WHAT NEEDS TO BE DONE: Set down all of the data that follows word for word, without the images.

Extracted records
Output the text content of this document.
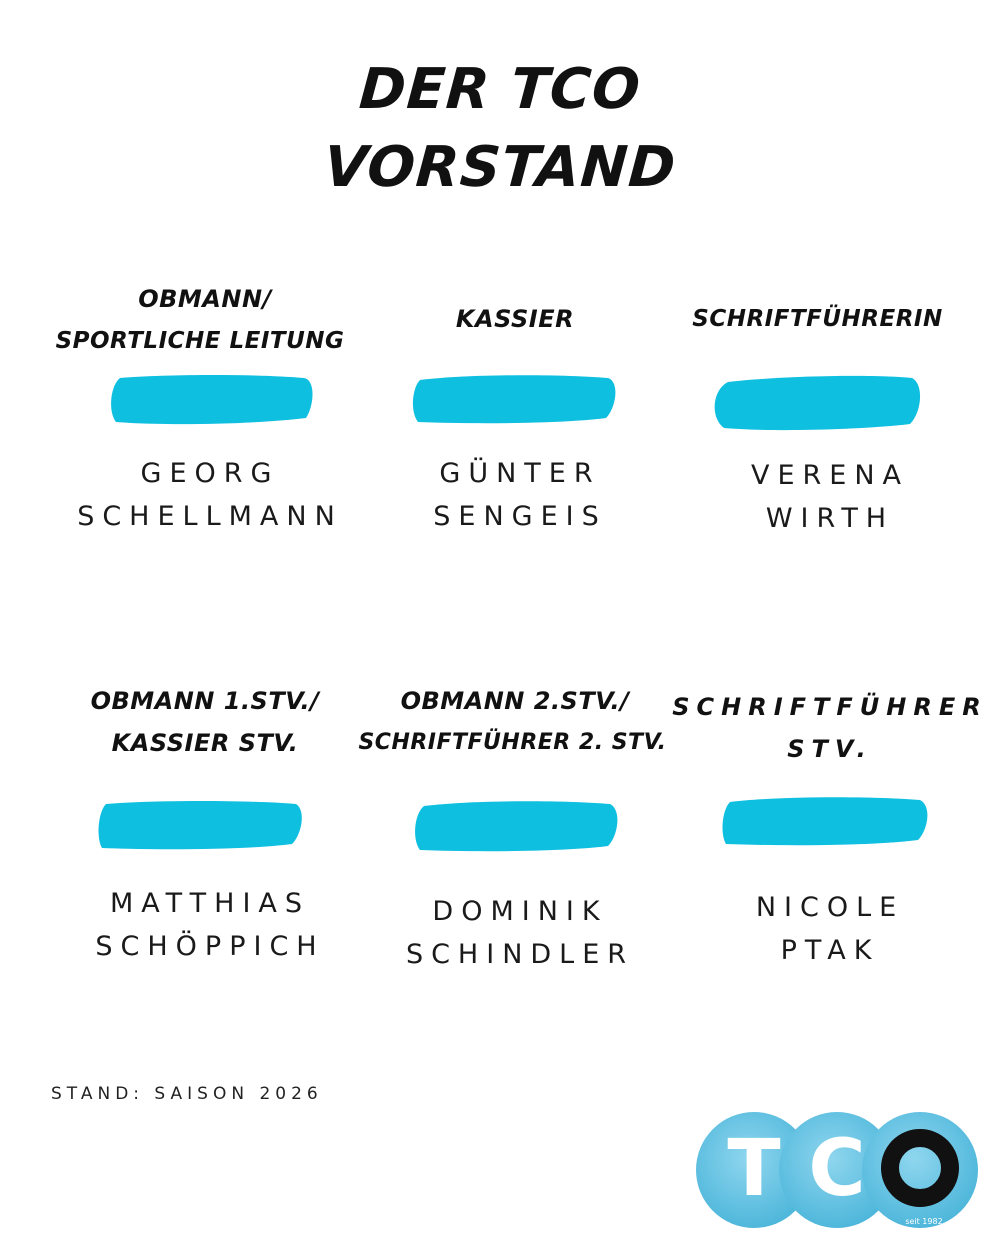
DER TCO
VORSTAND
OBMANN/
SPORTLICHE LEITUNG
GEORG
SCHELLMANN
KASSIER
GÜNTER
SENGEIS
SCHRIFTFÜHRERIN
VERENA
WIRTH
OBMANN 1.STV./
KASSIER STV.
MATTHIAS
SCHÖPPICH
OBMANN 2.STV./
SCHRIFTFÜHRER 2. STV.
DOMINIK
SCHINDLER
SCHRIFTFÜHRER
STV.
NICOLE
PTAK
STAND: SAISON 2026
T C
seit 1982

SOLUTION TO THE EXERCISE:
Output the text content of this document.
DER TCO
VORSTAND
OBMANN/
SPORTLICHE LEITUNG
GEORG
SCHELLMANN
KASSIER
GÜNTER
SENGEIS
SCHRIFTFÜHRERIN
VERENA
WIRTH
OBMANN 1.STV./
KASSIER STV.
MATTHIAS
SCHÖPPICH
OBMANN 2.STV./
SCHRIFTFÜHRER 2. STV.
DOMINIK
SCHINDLER
SCHRIFTFÜHRER
STV.
NICOLE
PTAK
STAND: SAISON 2026
T C
seit 1982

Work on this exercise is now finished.